Rows from a figure dataset
+---+

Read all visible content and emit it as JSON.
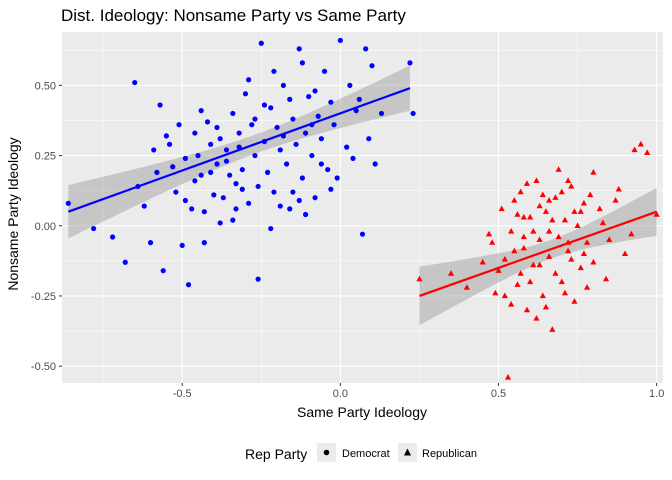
{
  "chart_data": {
    "type": "scatter",
    "title": "Dist. Ideology: Nonsame Party vs Same Party",
    "xlabel": "Same Party Ideology",
    "ylabel": "Nonsame Party Ideology",
    "xlim": [
      -0.88,
      1.02
    ],
    "ylim": [
      -0.56,
      0.69
    ],
    "x_ticks": [
      -0.5,
      0.0,
      0.5,
      1.0
    ],
    "x_tick_labels": [
      "-0.5",
      "0.0",
      "0.5",
      "1.0"
    ],
    "y_ticks": [
      -0.5,
      -0.25,
      0.0,
      0.25,
      0.5
    ],
    "y_tick_labels": [
      "-0.50",
      "-0.25",
      "0.00",
      "0.25",
      "0.50"
    ],
    "grid": true,
    "legend": {
      "title": "Rep Party",
      "position": "bottom",
      "entries": [
        "Democrat",
        "Republican"
      ]
    },
    "series": [
      {
        "name": "Democrat",
        "color": "#0000ff",
        "marker": "circle",
        "fit": {
          "x": [
            -0.86,
            0.22
          ],
          "y": [
            0.05,
            0.49
          ]
        },
        "points": [
          [
            -0.86,
            0.08
          ],
          [
            -0.78,
            -0.01
          ],
          [
            -0.72,
            -0.04
          ],
          [
            -0.68,
            -0.13
          ],
          [
            -0.65,
            0.51
          ],
          [
            -0.62,
            0.07
          ],
          [
            -0.6,
            -0.06
          ],
          [
            -0.58,
            0.19
          ],
          [
            -0.56,
            -0.16
          ],
          [
            -0.55,
            0.32
          ],
          [
            -0.53,
            0.21
          ],
          [
            -0.52,
            0.12
          ],
          [
            -0.5,
            -0.07
          ],
          [
            -0.49,
            0.09
          ],
          [
            -0.48,
            -0.21
          ],
          [
            -0.47,
            0.06
          ],
          [
            -0.46,
            0.16
          ],
          [
            -0.45,
            0.25
          ],
          [
            -0.44,
            0.18
          ],
          [
            -0.43,
            0.05
          ],
          [
            -0.42,
            0.37
          ],
          [
            -0.41,
            0.29
          ],
          [
            -0.4,
            0.11
          ],
          [
            -0.39,
            0.22
          ],
          [
            -0.38,
            0.31
          ],
          [
            -0.37,
            0.1
          ],
          [
            -0.36,
            0.27
          ],
          [
            -0.35,
            0.18
          ],
          [
            -0.34,
            0.4
          ],
          [
            -0.33,
            0.15
          ],
          [
            -0.32,
            0.33
          ],
          [
            -0.31,
            0.2
          ],
          [
            -0.3,
            0.47
          ],
          [
            -0.29,
            0.08
          ],
          [
            -0.28,
            0.36
          ],
          [
            -0.27,
            0.25
          ],
          [
            -0.26,
            -0.19
          ],
          [
            -0.25,
            0.65
          ],
          [
            -0.24,
            0.3
          ],
          [
            -0.23,
            0.19
          ],
          [
            -0.22,
            0.42
          ],
          [
            -0.21,
            0.12
          ],
          [
            -0.2,
            0.35
          ],
          [
            -0.19,
            0.27
          ],
          [
            -0.18,
            0.5
          ],
          [
            -0.17,
            0.22
          ],
          [
            -0.16,
            0.06
          ],
          [
            -0.15,
            0.38
          ],
          [
            -0.14,
            0.29
          ],
          [
            -0.13,
            0.63
          ],
          [
            -0.12,
            0.17
          ],
          [
            -0.11,
            0.33
          ],
          [
            -0.1,
            0.46
          ],
          [
            -0.09,
            0.25
          ],
          [
            -0.08,
            0.1
          ],
          [
            -0.07,
            0.39
          ],
          [
            -0.06,
            0.31
          ],
          [
            -0.05,
            0.55
          ],
          [
            -0.04,
            0.2
          ],
          [
            -0.03,
            0.44
          ],
          [
            -0.02,
            0.36
          ],
          [
            0.0,
            0.66
          ],
          [
            0.02,
            0.28
          ],
          [
            0.03,
            0.5
          ],
          [
            0.05,
            0.41
          ],
          [
            0.07,
            -0.03
          ],
          [
            0.08,
            0.63
          ],
          [
            0.1,
            0.57
          ],
          [
            0.11,
            0.22
          ],
          [
            0.13,
            0.4
          ],
          [
            0.22,
            0.58
          ],
          [
            0.23,
            0.4
          ],
          [
            -0.57,
            0.43
          ],
          [
            -0.54,
            0.29
          ],
          [
            -0.44,
            0.41
          ],
          [
            -0.36,
            0.23
          ],
          [
            -0.33,
            0.06
          ],
          [
            -0.29,
            0.52
          ],
          [
            -0.26,
            0.14
          ],
          [
            -0.21,
            0.55
          ],
          [
            -0.18,
            0.32
          ],
          [
            -0.15,
            0.12
          ],
          [
            -0.11,
            0.04
          ],
          [
            -0.06,
            0.22
          ],
          [
            -0.01,
            0.17
          ],
          [
            0.04,
            0.24
          ],
          [
            0.09,
            0.31
          ],
          [
            -0.39,
            0.35
          ],
          [
            -0.34,
            0.02
          ],
          [
            -0.24,
            0.43
          ],
          [
            -0.49,
            0.24
          ],
          [
            -0.46,
            0.33
          ],
          [
            -0.41,
            0.19
          ],
          [
            -0.31,
            0.13
          ],
          [
            -0.27,
            0.38
          ],
          [
            -0.16,
            0.45
          ],
          [
            -0.13,
            0.09
          ],
          [
            -0.08,
            0.48
          ],
          [
            -0.03,
            0.13
          ],
          [
            0.06,
            0.45
          ],
          [
            -0.64,
            0.14
          ],
          [
            -0.59,
            0.27
          ],
          [
            -0.51,
            0.36
          ],
          [
            -0.43,
            -0.06
          ],
          [
            -0.38,
            0.01
          ],
          [
            -0.32,
            0.28
          ],
          [
            -0.22,
            -0.01
          ],
          [
            -0.19,
            0.07
          ],
          [
            -0.12,
            0.58
          ],
          [
            -0.09,
            0.36
          ]
        ]
      },
      {
        "name": "Republican",
        "color": "#ff0000",
        "marker": "triangle",
        "fit": {
          "x": [
            0.25,
            1.0
          ],
          "y": [
            -0.25,
            0.05
          ]
        },
        "points": [
          [
            0.25,
            -0.19
          ],
          [
            0.35,
            -0.17
          ],
          [
            0.4,
            -0.22
          ],
          [
            0.45,
            -0.13
          ],
          [
            0.48,
            -0.06
          ],
          [
            0.5,
            -0.16
          ],
          [
            0.51,
            0.06
          ],
          [
            0.52,
            -0.25
          ],
          [
            0.53,
            -0.54
          ],
          [
            0.54,
            -0.02
          ],
          [
            0.55,
            0.09
          ],
          [
            0.56,
            -0.21
          ],
          [
            0.57,
            0.12
          ],
          [
            0.58,
            -0.08
          ],
          [
            0.59,
            -0.3
          ],
          [
            0.6,
            0.03
          ],
          [
            0.61,
            -0.14
          ],
          [
            0.62,
            0.16
          ],
          [
            0.63,
            -0.05
          ],
          [
            0.64,
            -0.25
          ],
          [
            0.65,
            0.05
          ],
          [
            0.66,
            -0.11
          ],
          [
            0.67,
            -0.37
          ],
          [
            0.68,
            0.1
          ],
          [
            0.69,
            -0.04
          ],
          [
            0.7,
            -0.2
          ],
          [
            0.71,
            0.02
          ],
          [
            0.72,
            -0.09
          ],
          [
            0.73,
            0.14
          ],
          [
            0.74,
            -0.27
          ],
          [
            0.75,
            0.0
          ],
          [
            0.76,
            -0.15
          ],
          [
            0.77,
            0.08
          ],
          [
            0.78,
            -0.06
          ],
          [
            0.79,
            0.11
          ],
          [
            0.8,
            -0.13
          ],
          [
            0.82,
            0.06
          ],
          [
            0.85,
            -0.05
          ],
          [
            0.88,
            0.13
          ],
          [
            0.9,
            -0.1
          ],
          [
            0.93,
            0.27
          ],
          [
            0.95,
            0.29
          ],
          [
            0.97,
            0.26
          ],
          [
            1.0,
            0.04
          ],
          [
            0.52,
            -0.12
          ],
          [
            0.55,
            -0.09
          ],
          [
            0.58,
            0.03
          ],
          [
            0.6,
            -0.2
          ],
          [
            0.63,
            0.07
          ],
          [
            0.66,
            -0.02
          ],
          [
            0.68,
            -0.17
          ],
          [
            0.7,
            0.12
          ],
          [
            0.73,
            -0.12
          ],
          [
            0.76,
            0.05
          ],
          [
            0.62,
            -0.33
          ],
          [
            0.49,
            -0.24
          ],
          [
            0.57,
            -0.17
          ],
          [
            0.65,
            -0.29
          ],
          [
            0.71,
            -0.24
          ],
          [
            0.8,
            0.19
          ],
          [
            0.84,
            -0.19
          ],
          [
            0.87,
            0.09
          ],
          [
            0.56,
            0.04
          ],
          [
            0.59,
            0.15
          ],
          [
            0.64,
            0.11
          ],
          [
            0.69,
            0.2
          ],
          [
            0.74,
            0.05
          ],
          [
            0.78,
            -0.22
          ],
          [
            0.92,
            -0.03
          ],
          [
            0.54,
            -0.28
          ],
          [
            0.61,
            -0.02
          ],
          [
            0.67,
            0.02
          ],
          [
            0.72,
            0.16
          ],
          [
            0.77,
            -0.1
          ],
          [
            0.83,
            0.01
          ],
          [
            0.47,
            -0.03
          ],
          [
            0.58,
            -0.04
          ],
          [
            0.63,
            -0.14
          ],
          [
            0.66,
            0.09
          ],
          [
            0.72,
            -0.06
          ]
        ]
      }
    ]
  }
}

+---+

GIVEN PROBLEM => Pull every line containing the word "Ideology" out of the entries above.

WORKED SOLUTION =>
    "title": "Dist. Ideology: Nonsame Party vs Same Party",
    "xlabel": "Same Party Ideology",
    "ylabel": "Nonsame Party Ideology",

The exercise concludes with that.